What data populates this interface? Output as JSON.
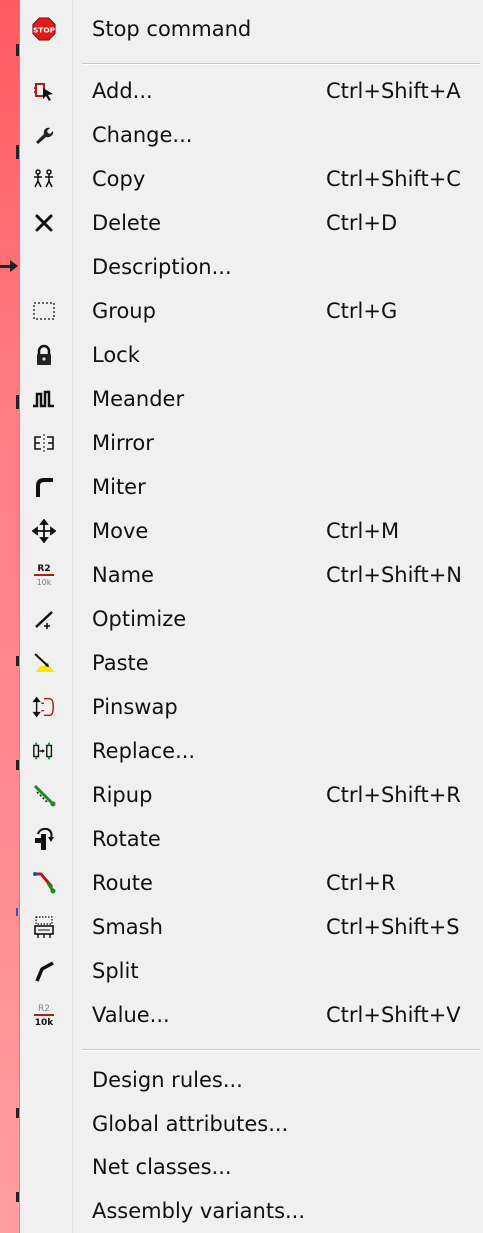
{
  "menu": {
    "top": [
      {
        "label": "Stop command",
        "shortcut": "",
        "icon": "stop-icon"
      }
    ],
    "commands": [
      {
        "label": "Add...",
        "shortcut": "Ctrl+Shift+A",
        "icon": "add-icon"
      },
      {
        "label": "Change...",
        "shortcut": "",
        "icon": "wrench-icon"
      },
      {
        "label": "Copy",
        "shortcut": "Ctrl+Shift+C",
        "icon": "copy-icon"
      },
      {
        "label": "Delete",
        "shortcut": "Ctrl+D",
        "icon": "delete-icon"
      },
      {
        "label": "Description...",
        "shortcut": "",
        "icon": ""
      },
      {
        "label": "Group",
        "shortcut": "Ctrl+G",
        "icon": "group-icon"
      },
      {
        "label": "Lock",
        "shortcut": "",
        "icon": "lock-icon"
      },
      {
        "label": "Meander",
        "shortcut": "",
        "icon": "meander-icon"
      },
      {
        "label": "Mirror",
        "shortcut": "",
        "icon": "mirror-icon"
      },
      {
        "label": "Miter",
        "shortcut": "",
        "icon": "miter-icon"
      },
      {
        "label": "Move",
        "shortcut": "Ctrl+M",
        "icon": "move-icon"
      },
      {
        "label": "Name",
        "shortcut": "Ctrl+Shift+N",
        "icon": "name-icon"
      },
      {
        "label": "Optimize",
        "shortcut": "",
        "icon": "optimize-icon"
      },
      {
        "label": "Paste",
        "shortcut": "",
        "icon": "paste-icon"
      },
      {
        "label": "Pinswap",
        "shortcut": "",
        "icon": "pinswap-icon"
      },
      {
        "label": "Replace...",
        "shortcut": "",
        "icon": "replace-icon"
      },
      {
        "label": "Ripup",
        "shortcut": "Ctrl+Shift+R",
        "icon": "ripup-icon"
      },
      {
        "label": "Rotate",
        "shortcut": "",
        "icon": "rotate-icon"
      },
      {
        "label": "Route",
        "shortcut": "Ctrl+R",
        "icon": "route-icon"
      },
      {
        "label": "Smash",
        "shortcut": "Ctrl+Shift+S",
        "icon": "smash-icon"
      },
      {
        "label": "Split",
        "shortcut": "",
        "icon": "split-icon"
      },
      {
        "label": "Value...",
        "shortcut": "Ctrl+Shift+V",
        "icon": "value-icon"
      }
    ],
    "settings": [
      {
        "label": "Design rules..."
      },
      {
        "label": "Global attributes..."
      },
      {
        "label": "Net classes..."
      },
      {
        "label": "Assembly variants..."
      }
    ],
    "icon_text": {
      "stop": "STOP",
      "name_top": "R2",
      "name_bottom": "10k",
      "value_top": "R2",
      "value_bottom": "10k"
    }
  },
  "colors": {
    "menu_bg": "#f0f0f0",
    "left_strip": "#ff6f75",
    "stop_red": "#e01b1b"
  }
}
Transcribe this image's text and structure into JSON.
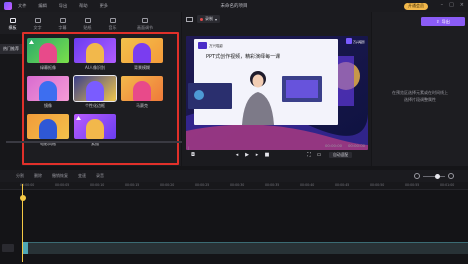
{
  "app": {
    "menu": [
      "文件",
      "编辑",
      "导出",
      "帮助",
      "更多"
    ],
    "title": "未命名的项目",
    "vip_label": "开通会员"
  },
  "left_panel": {
    "tabs": [
      {
        "label": "模板"
      },
      {
        "label": "文字"
      },
      {
        "label": "字幕"
      },
      {
        "label": "贴纸"
      },
      {
        "label": "音乐"
      },
      {
        "label": "画面调节"
      }
    ],
    "category": "热门推荐",
    "templates": [
      {
        "label": "绿幕抠像",
        "colors": [
          "#2aa96b",
          "#7be04a"
        ],
        "fig": "#e84a8a",
        "starred": true
      },
      {
        "label": "AI人像识别",
        "colors": [
          "#6a3df0",
          "#b15cff"
        ],
        "fig": "#f2b84b",
        "starred": false
      },
      {
        "label": "背景模糊",
        "colors": [
          "#f2c14b",
          "#f59b3a"
        ],
        "fig": "#7a3df0",
        "starred": false
      },
      {
        "label": "镜像",
        "colors": [
          "#d86bd0",
          "#f59bd6"
        ],
        "fig": "#3d6ef0",
        "starred": false
      },
      {
        "label": "个性化边框",
        "colors": [
          "#3a3f8a",
          "#f0c64b"
        ],
        "fig": "#7a5cff",
        "starred": false
      },
      {
        "label": "马赛克",
        "colors": [
          "#f2b84b",
          "#f07a3a"
        ],
        "fig": "#e84a8a",
        "starred": false
      },
      {
        "label": "电影风格",
        "colors": [
          "#f29b3a",
          "#f2c14b"
        ],
        "fig": "#2f58d6",
        "starred": false
      },
      {
        "label": "素描",
        "colors": [
          "#b85cff",
          "#6a3df0"
        ],
        "fig": "#f2b84b",
        "starred": true
      }
    ]
  },
  "player": {
    "record_label": "录制",
    "screen": {
      "brand": "万兴喵影",
      "headline": "PPT式创作视频，精彩演绎每一课",
      "corner_brand": "万兴喵影"
    },
    "time_current": "00:00:00",
    "time_total": "00:00:00",
    "ratio_label": "自动适配"
  },
  "inspector": {
    "export_label": "导出",
    "hint_line1": "在预览区选择元素或在时间线上",
    "hint_line2": "选择片段调整属性"
  },
  "toolbar": {
    "items": [
      "分割",
      "删除",
      "撤销恢复",
      "变速",
      "录音"
    ]
  },
  "ruler": {
    "ticks": [
      "00:00:00",
      "00:00:05",
      "00:00:10",
      "00:00:15",
      "00:00:20",
      "00:00:25",
      "00:00:30",
      "00:00:35",
      "00:00:40",
      "00:00:45",
      "00:00:50",
      "00:00:55",
      "00:01:00"
    ]
  },
  "colors": {
    "accent": "#8b5cf6",
    "highlight_border": "#e0302a",
    "playhead": "#f5c945"
  }
}
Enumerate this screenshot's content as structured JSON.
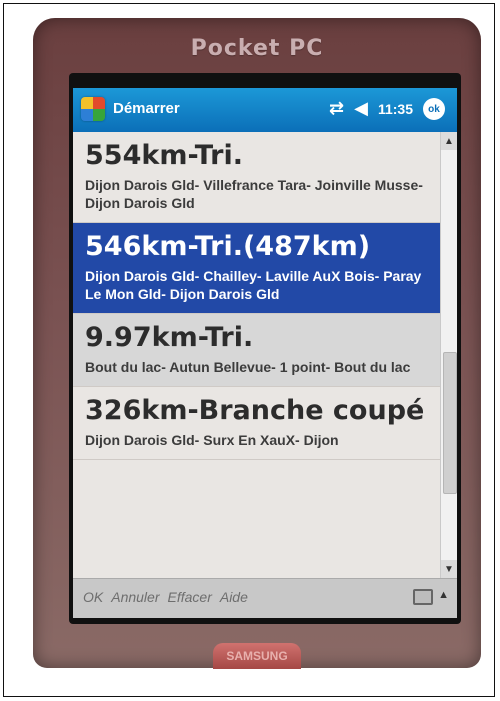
{
  "device": {
    "brand": "Pocket PC",
    "button_label": "SAMSUNG"
  },
  "titlebar": {
    "start_label": "Démarrer",
    "time": "11:35",
    "ok_label": "ok",
    "icons": [
      "windows-start-icon",
      "connectivity-icon",
      "volume-icon",
      "ok-icon"
    ]
  },
  "items": [
    {
      "title": "554km-Tri.",
      "route": "Dijon Darois Gld- Villefrance Tara- Joinville Musse- Dijon Darois Gld"
    },
    {
      "title": "546km-Tri.(487km)",
      "route": "Dijon Darois Gld- Chailley- Laville AuX Bois- Paray Le Mon Gld- Dijon Darois Gld",
      "selected": true
    },
    {
      "title": "9.97km-Tri.",
      "route": "Bout du lac- Autun Bellevue- 1 point- Bout du lac"
    },
    {
      "title": "326km-Branche coupé",
      "route": "Dijon Darois Gld- Surx En XauX- Dijon"
    }
  ],
  "menu": {
    "items": [
      "OK",
      "Annuler",
      "Effacer",
      "Aide"
    ]
  },
  "colors": {
    "titlebar": "#0b6fb8",
    "selection": "#2249a7",
    "device": "#6a3f3f"
  }
}
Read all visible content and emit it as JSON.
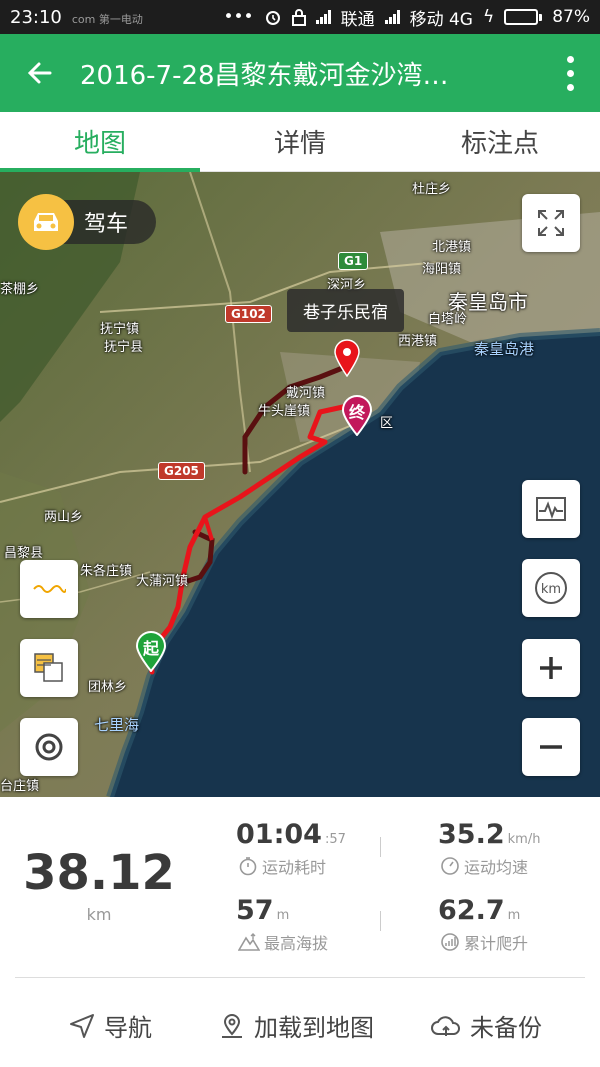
{
  "status": {
    "time": "23:10",
    "watermark": "com 第一电动",
    "carrier1": "联通",
    "carrier2": "移动 4G",
    "battery": "87%",
    "battery_level": 0.87
  },
  "appbar": {
    "title": "2016-7-28昌黎东戴河金沙湾…"
  },
  "tabs": [
    {
      "label": "地图",
      "active": true
    },
    {
      "label": "详情",
      "active": false
    },
    {
      "label": "标注点",
      "active": false
    }
  ],
  "map": {
    "mode_label": "驾车",
    "tooltip": "巷子乐民宿",
    "start_marker": "起",
    "end_marker": "终",
    "places": {
      "qinhuangdao_city": "秦皇岛市",
      "qinhuangdao_port": "秦皇岛港",
      "beigang": "北港镇",
      "haiyang": "海阳镇",
      "baitang": "白塔岭",
      "xigang": "西港镇",
      "duzhuang": "杜庄乡",
      "shenhe": "深河乡",
      "funing_town": "抚宁镇",
      "funing_county": "抚宁县",
      "tea_town": "茶棚乡",
      "daihe": "戴河镇",
      "niutouya": "牛头崖镇",
      "district": "区",
      "liangshan": "两山乡",
      "changli": "昌黎县",
      "quzhuang": "朱各庄镇",
      "dapu": "大蒲河镇",
      "tuanlin": "团林乡",
      "qili": "七里海",
      "taitou": "台庄镇"
    },
    "highways": {
      "g1": "G1",
      "g102": "G102",
      "g205": "G205"
    }
  },
  "stats": {
    "distance_value": "38.12",
    "distance_unit": "km",
    "duration_main": "01:04",
    "duration_sec": ":57",
    "duration_label": "运动耗时",
    "speed_value": "35.2",
    "speed_unit": "km/h",
    "speed_label": "运动均速",
    "altitude_value": "57",
    "altitude_unit": "m",
    "altitude_label": "最高海拔",
    "climb_value": "62.7",
    "climb_unit": "m",
    "climb_label": "累计爬升"
  },
  "actions": {
    "navigate": "导航",
    "load_to_map": "加载到地图",
    "backup": "未备份"
  },
  "colors": {
    "brand": "#27ae5f",
    "route": "#e8141b",
    "route_dark": "#5a1010",
    "start_marker": "#1fa33a",
    "end_marker": "#c2185b"
  }
}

● What you need to do:
Scan the material above for the string "this" and report each line where you find it.

● Answer below:
What data populates this interface? Output as JSON.
Transcribe this image's text and structure into JSON.
Enumerate this screenshot's content as structured JSON.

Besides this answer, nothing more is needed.